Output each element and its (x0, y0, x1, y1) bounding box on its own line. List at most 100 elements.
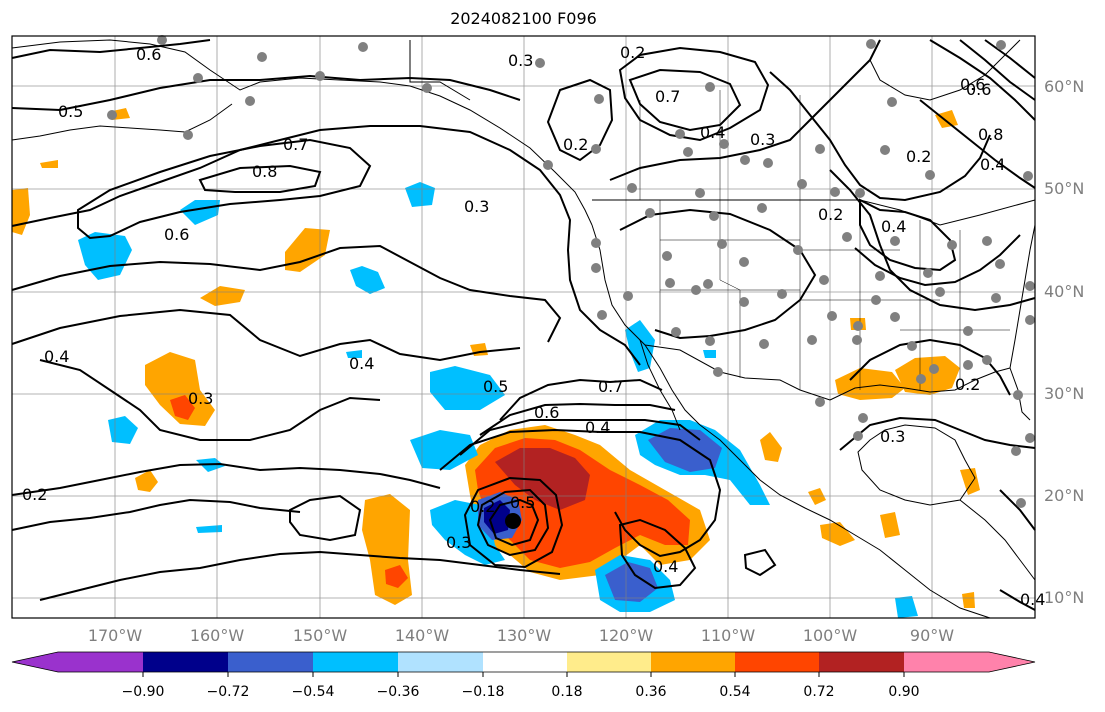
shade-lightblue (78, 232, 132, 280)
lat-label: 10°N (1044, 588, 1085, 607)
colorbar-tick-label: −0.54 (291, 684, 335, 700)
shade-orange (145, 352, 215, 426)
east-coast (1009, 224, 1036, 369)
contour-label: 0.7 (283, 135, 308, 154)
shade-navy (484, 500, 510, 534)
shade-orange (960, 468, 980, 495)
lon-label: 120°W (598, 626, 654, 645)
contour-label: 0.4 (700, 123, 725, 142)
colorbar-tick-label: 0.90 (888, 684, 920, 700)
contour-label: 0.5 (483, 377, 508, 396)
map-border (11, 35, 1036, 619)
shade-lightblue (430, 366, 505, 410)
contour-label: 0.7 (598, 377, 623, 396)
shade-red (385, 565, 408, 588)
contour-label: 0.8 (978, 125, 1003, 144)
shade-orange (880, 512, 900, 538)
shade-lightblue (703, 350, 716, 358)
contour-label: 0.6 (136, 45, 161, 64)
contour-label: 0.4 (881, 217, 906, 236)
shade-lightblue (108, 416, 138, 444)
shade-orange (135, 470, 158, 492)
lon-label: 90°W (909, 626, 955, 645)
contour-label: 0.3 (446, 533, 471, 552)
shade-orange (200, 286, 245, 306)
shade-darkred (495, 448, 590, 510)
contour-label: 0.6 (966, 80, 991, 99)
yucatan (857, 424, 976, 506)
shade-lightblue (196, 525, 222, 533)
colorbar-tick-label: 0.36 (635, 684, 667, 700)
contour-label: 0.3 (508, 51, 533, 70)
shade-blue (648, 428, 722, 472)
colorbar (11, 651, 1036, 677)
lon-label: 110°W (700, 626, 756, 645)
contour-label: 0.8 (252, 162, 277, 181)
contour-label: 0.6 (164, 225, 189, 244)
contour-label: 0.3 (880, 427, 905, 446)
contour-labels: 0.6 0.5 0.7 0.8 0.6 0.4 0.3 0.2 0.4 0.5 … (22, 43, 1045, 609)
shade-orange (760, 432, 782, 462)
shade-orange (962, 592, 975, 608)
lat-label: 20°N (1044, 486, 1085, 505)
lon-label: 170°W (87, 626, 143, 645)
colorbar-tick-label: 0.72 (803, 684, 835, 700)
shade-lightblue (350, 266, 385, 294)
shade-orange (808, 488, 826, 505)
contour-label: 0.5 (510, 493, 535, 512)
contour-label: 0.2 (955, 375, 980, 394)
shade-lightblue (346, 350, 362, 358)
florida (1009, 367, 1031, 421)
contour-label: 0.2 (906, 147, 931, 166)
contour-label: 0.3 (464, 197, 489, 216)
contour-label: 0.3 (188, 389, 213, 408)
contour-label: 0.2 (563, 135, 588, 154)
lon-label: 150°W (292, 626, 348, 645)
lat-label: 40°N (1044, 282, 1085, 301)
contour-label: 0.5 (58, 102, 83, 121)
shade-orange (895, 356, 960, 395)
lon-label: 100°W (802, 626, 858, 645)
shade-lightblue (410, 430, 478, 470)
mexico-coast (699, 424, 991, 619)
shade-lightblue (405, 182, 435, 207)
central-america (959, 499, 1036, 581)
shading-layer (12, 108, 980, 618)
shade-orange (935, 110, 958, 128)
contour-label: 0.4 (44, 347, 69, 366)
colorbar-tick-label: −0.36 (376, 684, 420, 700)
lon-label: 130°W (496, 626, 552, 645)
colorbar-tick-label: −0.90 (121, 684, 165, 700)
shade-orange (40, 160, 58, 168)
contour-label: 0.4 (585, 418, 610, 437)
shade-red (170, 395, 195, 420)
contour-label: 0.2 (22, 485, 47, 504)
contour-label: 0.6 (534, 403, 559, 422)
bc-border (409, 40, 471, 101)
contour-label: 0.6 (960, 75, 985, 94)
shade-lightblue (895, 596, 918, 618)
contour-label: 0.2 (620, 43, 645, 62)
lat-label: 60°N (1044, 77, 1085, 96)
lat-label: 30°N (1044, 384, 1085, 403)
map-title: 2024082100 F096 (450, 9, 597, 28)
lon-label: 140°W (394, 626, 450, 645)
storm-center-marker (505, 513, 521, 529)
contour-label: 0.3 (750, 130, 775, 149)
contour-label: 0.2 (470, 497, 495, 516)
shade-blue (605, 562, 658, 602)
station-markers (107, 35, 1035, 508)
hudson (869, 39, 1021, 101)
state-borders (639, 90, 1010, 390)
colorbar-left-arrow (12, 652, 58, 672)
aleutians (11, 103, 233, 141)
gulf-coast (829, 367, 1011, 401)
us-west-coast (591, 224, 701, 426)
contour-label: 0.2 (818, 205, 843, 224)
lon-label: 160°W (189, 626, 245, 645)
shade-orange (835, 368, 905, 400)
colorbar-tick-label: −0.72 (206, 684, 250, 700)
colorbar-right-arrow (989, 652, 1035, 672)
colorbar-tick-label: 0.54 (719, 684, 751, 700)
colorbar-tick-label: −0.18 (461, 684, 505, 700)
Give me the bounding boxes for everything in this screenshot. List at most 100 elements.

# Exercise objective:
Reproduce these lines in full, substituting "shade-amber" for every occurrence of "shade-orange" and leaving everything else unchanged. Omit the pictures from your answer.

# Solution to this exercise:
Output each element and its (x0, y0, x1, y1) bounding box on its own line. List at most 100 elements.
shade-lightblue (78, 232, 132, 280)
lat-label: 10°N (1044, 588, 1085, 607)
colorbar-tick-label: −0.54 (291, 684, 335, 700)
shade-amber (145, 352, 215, 426)
east-coast (1009, 224, 1036, 369)
contour-label: 0.7 (283, 135, 308, 154)
shade-navy (484, 500, 510, 534)
shade-amber (960, 468, 980, 495)
lon-label: 120°W (598, 626, 654, 645)
contour-label: 0.4 (700, 123, 725, 142)
colorbar-tick-label: 0.90 (888, 684, 920, 700)
contour-label: 0.5 (483, 377, 508, 396)
map-border (11, 35, 1036, 619)
shade-lightblue (430, 366, 505, 410)
contour-label: 0.7 (598, 377, 623, 396)
shade-red (385, 565, 408, 588)
contour-label: 0.8 (978, 125, 1003, 144)
shade-amber (880, 512, 900, 538)
shade-lightblue (703, 350, 716, 358)
contour-label: 0.6 (136, 45, 161, 64)
contour-label: 0.4 (881, 217, 906, 236)
shade-lightblue (108, 416, 138, 444)
shade-amber (135, 470, 158, 492)
lon-label: 90°W (909, 626, 955, 645)
contour-label: 0.3 (446, 533, 471, 552)
shade-amber (200, 286, 245, 306)
shade-darkred (495, 448, 590, 510)
contour-label: 0.6 (966, 80, 991, 99)
yucatan (857, 424, 976, 506)
shade-lightblue (196, 525, 222, 533)
colorbar-tick-label: 0.36 (635, 684, 667, 700)
contour-label: 0.3 (508, 51, 533, 70)
shade-blue (648, 428, 722, 472)
colorbar (11, 651, 1036, 677)
lon-label: 110°W (700, 626, 756, 645)
contour-label: 0.8 (252, 162, 277, 181)
contour-label: 0.6 (164, 225, 189, 244)
contour-label: 0.3 (880, 427, 905, 446)
contour-labels: 0.6 0.5 0.7 0.8 0.6 0.4 0.3 0.2 0.4 0.5 … (22, 43, 1045, 609)
shade-amber (760, 432, 782, 462)
shade-amber (962, 592, 975, 608)
lat-label: 20°N (1044, 486, 1085, 505)
lon-label: 170°W (87, 626, 143, 645)
colorbar-tick-label: 0.72 (803, 684, 835, 700)
shade-lightblue (350, 266, 385, 294)
shade-amber (808, 488, 826, 505)
contour-label: 0.5 (510, 493, 535, 512)
contour-label: 0.2 (955, 375, 980, 394)
shade-lightblue (346, 350, 362, 358)
florida (1009, 367, 1031, 421)
contour-label: 0.2 (906, 147, 931, 166)
contour-label: 0.3 (464, 197, 489, 216)
contour-label: 0.3 (188, 389, 213, 408)
contour-label: 0.2 (563, 135, 588, 154)
lon-label: 150°W (292, 626, 348, 645)
lat-label: 40°N (1044, 282, 1085, 301)
contour-label: 0.5 (58, 102, 83, 121)
shade-amber (895, 356, 960, 395)
lon-label: 100°W (802, 626, 858, 645)
shade-lightblue (410, 430, 478, 470)
mexico-coast (699, 424, 991, 619)
shade-lightblue (405, 182, 435, 207)
central-america (959, 499, 1036, 581)
shading-layer (12, 108, 980, 618)
shade-amber (935, 110, 958, 128)
contour-label: 0.4 (44, 347, 69, 366)
colorbar-tick-label: −0.36 (376, 684, 420, 700)
lon-label: 130°W (496, 626, 552, 645)
colorbar-tick-label: −0.90 (121, 684, 165, 700)
shade-amber (40, 160, 58, 168)
contour-label: 0.4 (585, 418, 610, 437)
shade-red (170, 395, 195, 420)
contour-label: 0.2 (22, 485, 47, 504)
contour-label: 0.6 (534, 403, 559, 422)
bc-border (409, 40, 471, 101)
contour-label: 0.6 (960, 75, 985, 94)
shade-lightblue (895, 596, 918, 618)
contour-label: 0.2 (620, 43, 645, 62)
lat-label: 60°N (1044, 77, 1085, 96)
lat-label: 30°N (1044, 384, 1085, 403)
map-title: 2024082100 F096 (450, 9, 597, 28)
lon-label: 140°W (394, 626, 450, 645)
storm-center-marker (505, 513, 521, 529)
contour-label: 0.3 (750, 130, 775, 149)
contour-label: 0.2 (470, 497, 495, 516)
shade-blue (605, 562, 658, 602)
station-markers (107, 35, 1035, 508)
hudson (869, 39, 1021, 101)
state-borders (639, 90, 1010, 390)
colorbar-left-arrow (12, 652, 58, 672)
aleutians (11, 103, 233, 141)
gulf-coast (829, 367, 1011, 401)
us-west-coast (591, 224, 701, 426)
contour-label: 0.2 (818, 205, 843, 224)
lon-label: 160°W (189, 626, 245, 645)
shade-amber (835, 368, 905, 400)
colorbar-tick-label: −0.72 (206, 684, 250, 700)
colorbar-right-arrow (989, 652, 1035, 672)
colorbar-tick-label: 0.54 (719, 684, 751, 700)
colorbar-tick-label: −0.18 (461, 684, 505, 700)
Give me the bounding boxes for everything in this screenshot. List at most 100 elements.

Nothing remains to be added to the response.